Task:
Could you copy the material below unchanged, from the line with "For every button, label, input, icon, or" to the line with "screen-title: Information bbox=[181, 100, 252, 116]", including both of those lines? Leave the pictures out of your answer.

Records for the task:
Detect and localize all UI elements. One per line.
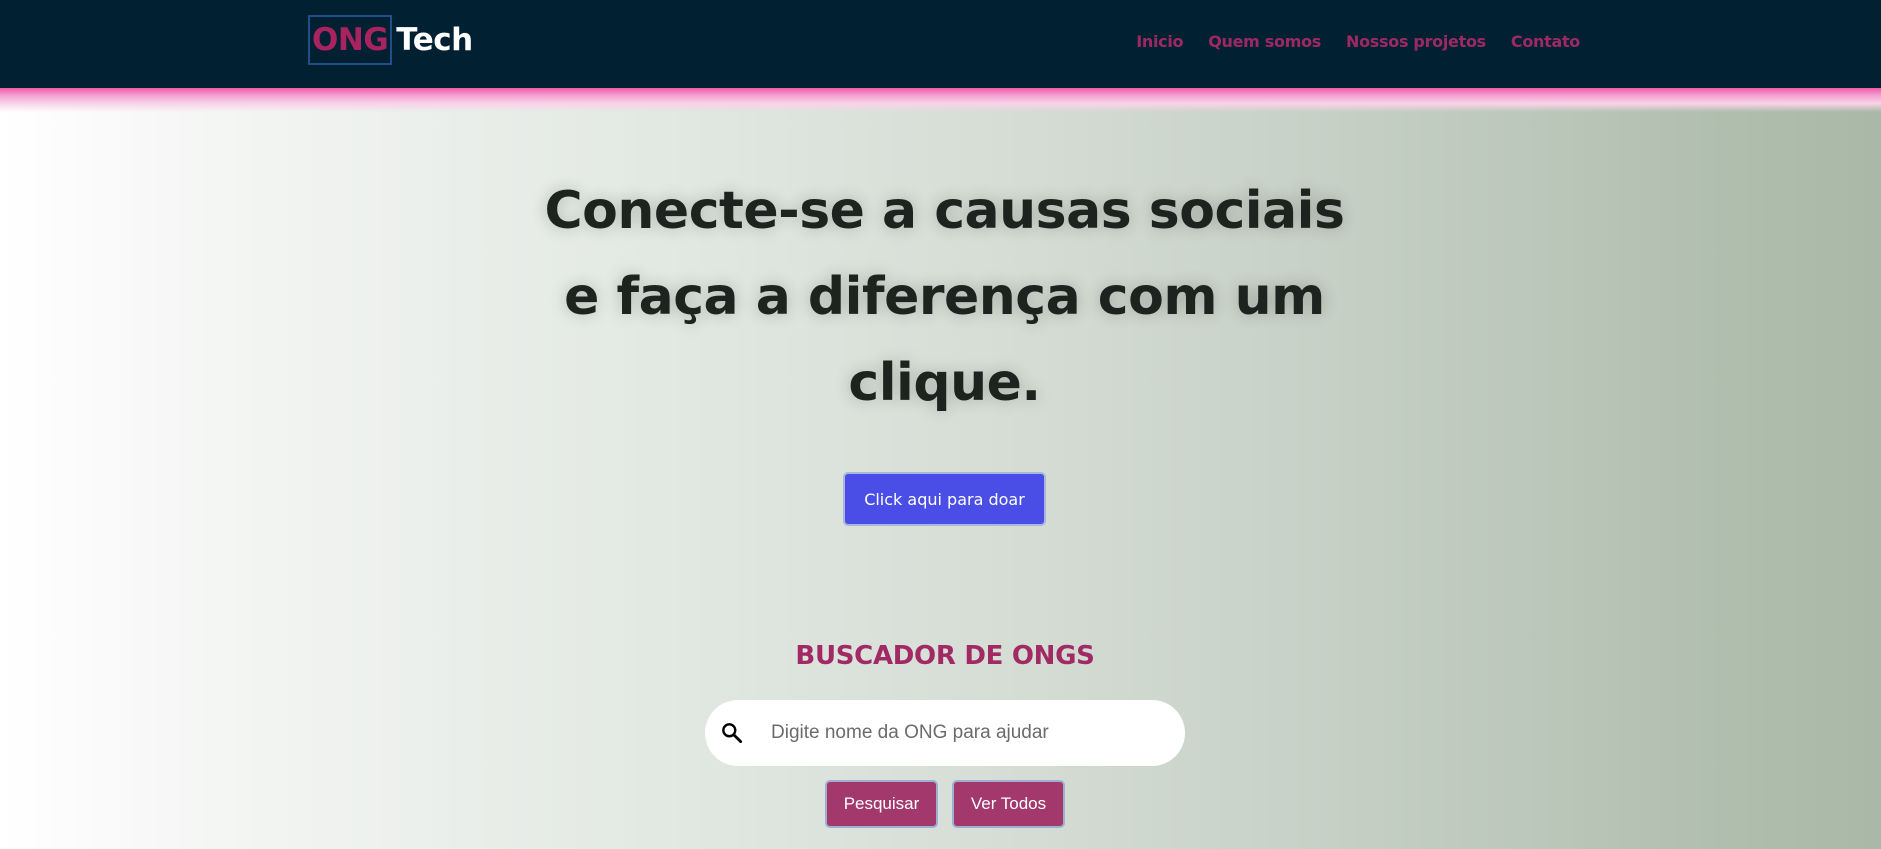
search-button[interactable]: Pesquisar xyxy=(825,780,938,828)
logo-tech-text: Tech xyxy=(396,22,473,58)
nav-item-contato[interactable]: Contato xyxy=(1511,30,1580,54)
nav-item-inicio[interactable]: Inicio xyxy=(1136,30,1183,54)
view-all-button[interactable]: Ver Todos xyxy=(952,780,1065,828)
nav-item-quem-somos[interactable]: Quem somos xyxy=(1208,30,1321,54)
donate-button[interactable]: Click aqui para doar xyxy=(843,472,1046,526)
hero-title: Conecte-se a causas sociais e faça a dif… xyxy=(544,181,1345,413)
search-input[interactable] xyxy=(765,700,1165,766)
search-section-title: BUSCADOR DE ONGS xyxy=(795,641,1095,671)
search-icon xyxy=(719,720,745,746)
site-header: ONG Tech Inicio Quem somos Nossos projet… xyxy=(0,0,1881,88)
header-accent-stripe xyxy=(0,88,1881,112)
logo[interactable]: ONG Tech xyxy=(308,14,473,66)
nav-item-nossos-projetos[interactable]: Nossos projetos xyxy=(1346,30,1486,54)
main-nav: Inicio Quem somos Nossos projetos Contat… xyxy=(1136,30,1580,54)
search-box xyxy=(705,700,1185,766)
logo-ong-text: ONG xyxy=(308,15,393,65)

...

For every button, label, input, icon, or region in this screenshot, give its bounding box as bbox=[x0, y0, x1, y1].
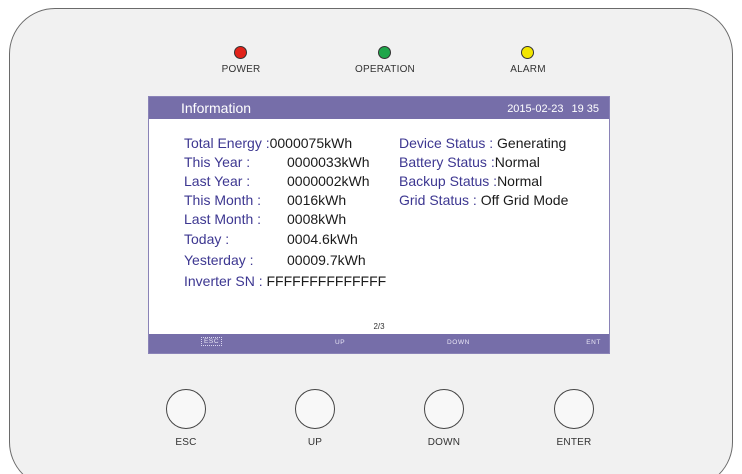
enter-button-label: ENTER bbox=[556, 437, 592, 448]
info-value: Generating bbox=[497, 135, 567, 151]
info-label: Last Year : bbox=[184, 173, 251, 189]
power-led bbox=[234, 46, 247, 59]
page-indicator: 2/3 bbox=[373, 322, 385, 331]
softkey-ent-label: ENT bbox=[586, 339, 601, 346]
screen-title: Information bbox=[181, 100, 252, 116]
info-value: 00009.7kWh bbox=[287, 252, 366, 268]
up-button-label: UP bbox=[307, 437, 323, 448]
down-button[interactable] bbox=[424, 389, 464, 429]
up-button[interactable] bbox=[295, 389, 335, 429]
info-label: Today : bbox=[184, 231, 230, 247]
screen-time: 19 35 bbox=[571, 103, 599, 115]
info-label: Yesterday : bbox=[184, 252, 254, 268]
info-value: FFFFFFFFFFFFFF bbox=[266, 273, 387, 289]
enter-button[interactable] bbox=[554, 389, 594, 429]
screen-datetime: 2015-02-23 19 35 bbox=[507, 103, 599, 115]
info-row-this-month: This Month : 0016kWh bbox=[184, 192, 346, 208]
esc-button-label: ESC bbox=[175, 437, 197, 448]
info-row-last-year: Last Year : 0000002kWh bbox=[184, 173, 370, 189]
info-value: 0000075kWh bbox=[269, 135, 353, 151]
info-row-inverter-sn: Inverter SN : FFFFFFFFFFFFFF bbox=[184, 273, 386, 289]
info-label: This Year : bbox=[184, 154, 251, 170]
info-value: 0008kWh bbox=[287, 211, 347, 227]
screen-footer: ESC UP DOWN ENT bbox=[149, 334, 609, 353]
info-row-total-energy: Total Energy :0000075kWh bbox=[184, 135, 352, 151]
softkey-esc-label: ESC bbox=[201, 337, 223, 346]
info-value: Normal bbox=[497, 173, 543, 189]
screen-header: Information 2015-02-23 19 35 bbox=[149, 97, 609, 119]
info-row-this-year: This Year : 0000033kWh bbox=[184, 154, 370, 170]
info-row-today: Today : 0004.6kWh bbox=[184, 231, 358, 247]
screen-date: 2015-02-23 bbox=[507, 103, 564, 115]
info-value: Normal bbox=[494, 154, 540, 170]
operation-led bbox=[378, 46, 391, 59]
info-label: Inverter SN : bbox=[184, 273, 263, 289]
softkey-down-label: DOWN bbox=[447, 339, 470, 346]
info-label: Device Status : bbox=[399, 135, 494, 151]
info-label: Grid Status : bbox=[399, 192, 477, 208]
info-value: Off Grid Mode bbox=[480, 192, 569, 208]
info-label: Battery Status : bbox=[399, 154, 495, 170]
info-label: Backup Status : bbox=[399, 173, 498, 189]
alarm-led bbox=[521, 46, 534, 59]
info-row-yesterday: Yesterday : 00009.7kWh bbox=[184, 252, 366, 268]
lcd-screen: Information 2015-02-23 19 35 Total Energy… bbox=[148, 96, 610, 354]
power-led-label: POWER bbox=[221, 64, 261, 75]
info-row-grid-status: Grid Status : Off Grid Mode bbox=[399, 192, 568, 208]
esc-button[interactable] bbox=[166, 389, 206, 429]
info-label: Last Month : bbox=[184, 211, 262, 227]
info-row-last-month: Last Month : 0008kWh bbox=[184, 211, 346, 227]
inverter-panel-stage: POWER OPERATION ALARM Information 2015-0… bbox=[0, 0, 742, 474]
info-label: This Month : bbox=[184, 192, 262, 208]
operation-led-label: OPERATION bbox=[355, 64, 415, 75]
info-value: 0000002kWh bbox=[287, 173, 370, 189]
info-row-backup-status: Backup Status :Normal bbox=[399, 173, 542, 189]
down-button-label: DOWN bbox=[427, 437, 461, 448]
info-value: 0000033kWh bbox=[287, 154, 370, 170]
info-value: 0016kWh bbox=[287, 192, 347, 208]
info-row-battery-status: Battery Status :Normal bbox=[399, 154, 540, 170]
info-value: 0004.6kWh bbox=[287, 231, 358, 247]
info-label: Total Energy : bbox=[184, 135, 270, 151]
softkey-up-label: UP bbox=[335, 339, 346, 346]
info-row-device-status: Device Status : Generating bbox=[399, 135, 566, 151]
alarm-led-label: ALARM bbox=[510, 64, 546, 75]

---

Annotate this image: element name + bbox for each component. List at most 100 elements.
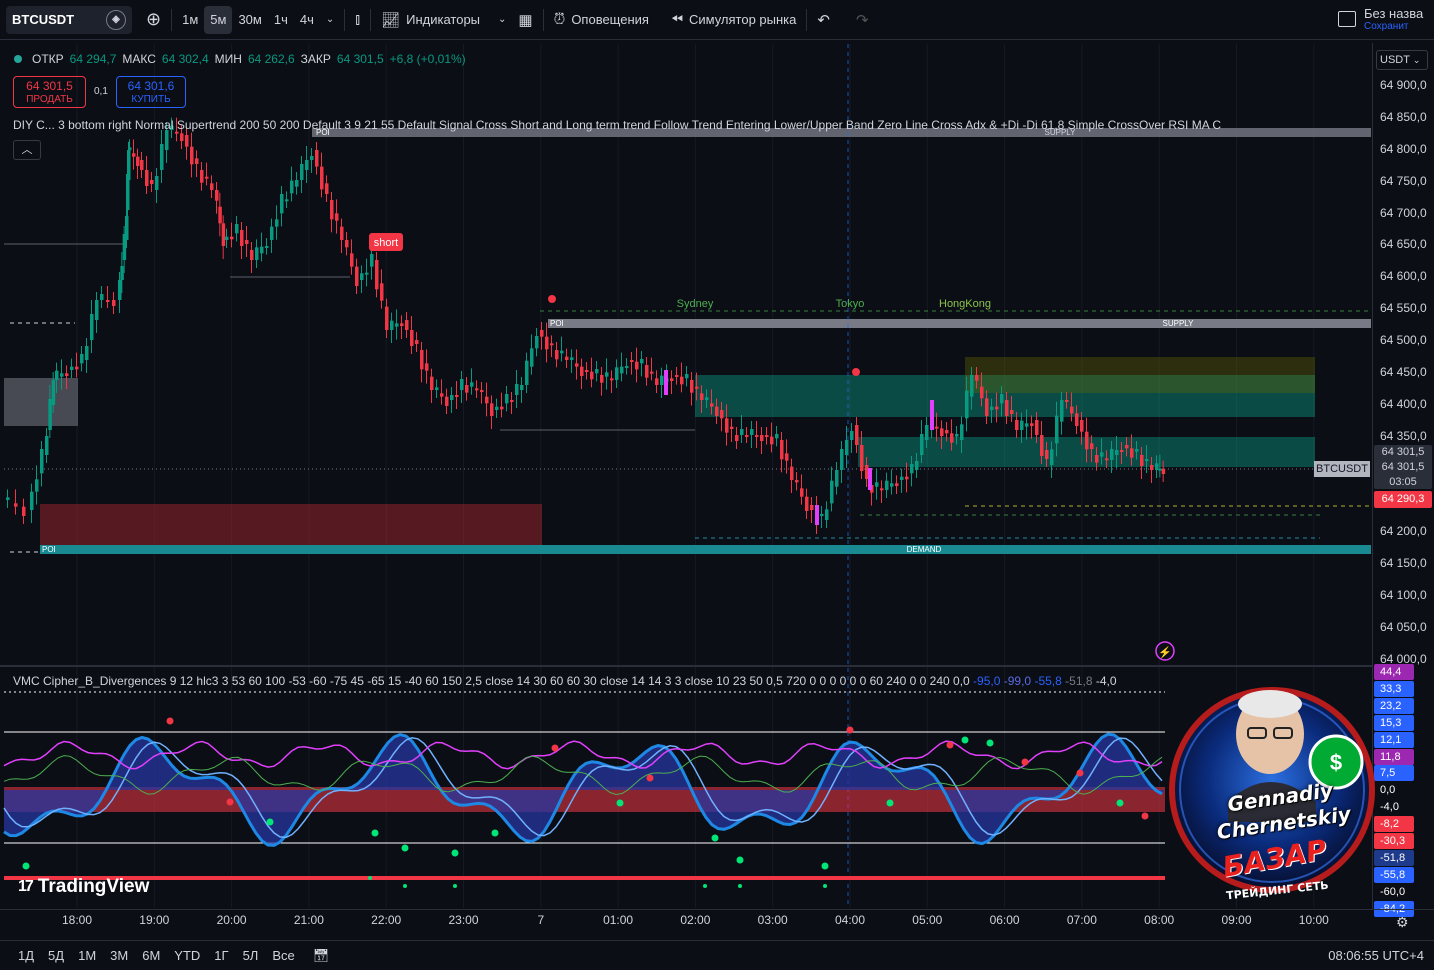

Solution to this exercise:
For every button, label, input, icon, or region in this screenshot, give its bounding box as bbox=[x0, y0, x1, y1].
enter-button-label: ENTER bbox=[556, 437, 592, 448]
info-value: Generating bbox=[497, 135, 567, 151]
info-label: Last Year : bbox=[184, 173, 251, 189]
power-led bbox=[234, 46, 247, 59]
page-indicator: 2/3 bbox=[373, 322, 385, 331]
softkey-ent-label: ENT bbox=[586, 339, 601, 346]
screen-title: Information bbox=[181, 100, 252, 116]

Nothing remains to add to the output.